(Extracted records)
####################

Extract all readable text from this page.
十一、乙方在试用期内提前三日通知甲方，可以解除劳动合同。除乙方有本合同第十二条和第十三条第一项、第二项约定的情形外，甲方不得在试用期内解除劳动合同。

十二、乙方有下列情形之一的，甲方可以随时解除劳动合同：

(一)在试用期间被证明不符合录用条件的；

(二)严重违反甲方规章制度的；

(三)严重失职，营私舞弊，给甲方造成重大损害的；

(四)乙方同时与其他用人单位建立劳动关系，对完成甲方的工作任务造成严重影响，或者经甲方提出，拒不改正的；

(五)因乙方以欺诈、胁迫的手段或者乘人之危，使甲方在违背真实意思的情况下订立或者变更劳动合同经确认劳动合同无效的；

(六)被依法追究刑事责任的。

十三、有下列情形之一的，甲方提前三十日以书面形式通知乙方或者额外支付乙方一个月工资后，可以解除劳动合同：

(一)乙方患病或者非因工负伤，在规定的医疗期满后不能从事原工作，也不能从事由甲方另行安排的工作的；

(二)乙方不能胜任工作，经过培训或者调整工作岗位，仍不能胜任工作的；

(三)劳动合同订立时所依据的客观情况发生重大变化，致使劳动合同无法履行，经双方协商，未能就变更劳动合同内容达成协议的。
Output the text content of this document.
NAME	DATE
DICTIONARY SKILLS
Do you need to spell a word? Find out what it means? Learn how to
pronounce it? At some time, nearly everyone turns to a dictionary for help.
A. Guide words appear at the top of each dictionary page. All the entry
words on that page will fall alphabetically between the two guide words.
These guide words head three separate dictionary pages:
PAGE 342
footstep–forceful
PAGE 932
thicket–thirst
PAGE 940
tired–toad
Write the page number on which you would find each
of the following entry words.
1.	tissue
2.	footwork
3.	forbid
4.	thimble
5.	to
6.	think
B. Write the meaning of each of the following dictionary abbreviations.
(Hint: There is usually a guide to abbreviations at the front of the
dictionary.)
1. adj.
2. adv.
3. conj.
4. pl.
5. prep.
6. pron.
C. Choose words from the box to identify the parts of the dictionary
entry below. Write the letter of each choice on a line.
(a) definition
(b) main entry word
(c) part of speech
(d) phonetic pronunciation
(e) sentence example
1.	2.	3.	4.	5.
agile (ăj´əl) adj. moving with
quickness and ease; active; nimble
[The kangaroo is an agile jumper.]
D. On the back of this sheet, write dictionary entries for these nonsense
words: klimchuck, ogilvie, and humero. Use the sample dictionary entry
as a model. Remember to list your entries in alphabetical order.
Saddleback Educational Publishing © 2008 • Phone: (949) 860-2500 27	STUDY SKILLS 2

####################

§ **OBJECTIVE**
Word for word, quote all of the data above.

§ **EXERCISE ANSWER**
Extract all readable text from this page.
十一、乙方在试用期内提前三日通知甲方，可以解除劳动合同。除乙方有本合同第十二条和第十三条第一项、第二项约定的情形外，甲方不得在试用期内解除劳动合同。

十二、乙方有下列情形之一的，甲方可以随时解除劳动合同：

(一)在试用期间被证明不符合录用条件的；

(二)严重违反甲方规章制度的；

(三)严重失职，营私舞弊，给甲方造成重大损害的；

(四)乙方同时与其他用人单位建立劳动关系，对完成甲方的工作任务造成严重影响，或者经甲方提出，拒不改正的；

(五)因乙方以欺诈、胁迫的手段或者乘人之危，使甲方在违背真实意思的情况下订立或者变更劳动合同经确认劳动合同无效的；

(六)被依法追究刑事责任的。

十三、有下列情形之一的，甲方提前三十日以书面形式通知乙方或者额外支付乙方一个月工资后，可以解除劳动合同：

(一)乙方患病或者非因工负伤，在规定的医疗期满后不能从事原工作，也不能从事由甲方另行安排的工作的；

(二)乙方不能胜任工作，经过培训或者调整工作岗位，仍不能胜任工作的；

(三)劳动合同订立时所依据的客观情况发生重大变化，致使劳动合同无法履行，经双方协商，未能就变更劳动合同内容达成协议的。
Output the text content of this document.
NAME	DATE
DICTIONARY SKILLS
Do you need to spell a word? Find out what it means? Learn how to
pronounce it? At some time, nearly everyone turns to a dictionary for help.
A. Guide words appear at the top of each dictionary page. All the entry
words on that page will fall alphabetically between the two guide words.
These guide words head three separate dictionary pages:
PAGE 342
footstep–forceful
PAGE 932
thicket–thirst
PAGE 940
tired–toad
Write the page number on which you would find each
of the following entry words.
1.	tissue
2.	footwork
3.	forbid
4.	thimble
5.	to
6.	think
B. Write the meaning of each of the following dictionary abbreviations.
(Hint: There is usually a guide to abbreviations at the front of the
dictionary.)
1. adj.
2. adv.
3. conj.
4. pl.
5. prep.
6. pron.
C. Choose words from the box to identify the parts of the dictionary
entry below. Write the letter of each choice on a line.
(a) definition
(b) main entry word
(c) part of speech
(d) phonetic pronunciation
(e) sentence example
1.	2.	3.	4.	5.
agile (ăj´əl) adj. moving with
quickness and ease; active; nimble
[The kangaroo is an agile jumper.]
D. On the back of this sheet, write dictionary entries for these nonsense
words: klimchuck, ogilvie, and humero. Use the sample dictionary entry
as a model. Remember to list your entries in alphabetical order.
Saddleback Educational Publishing © 2008 • Phone: (949) 860-2500 27	STUDY SKILLS 2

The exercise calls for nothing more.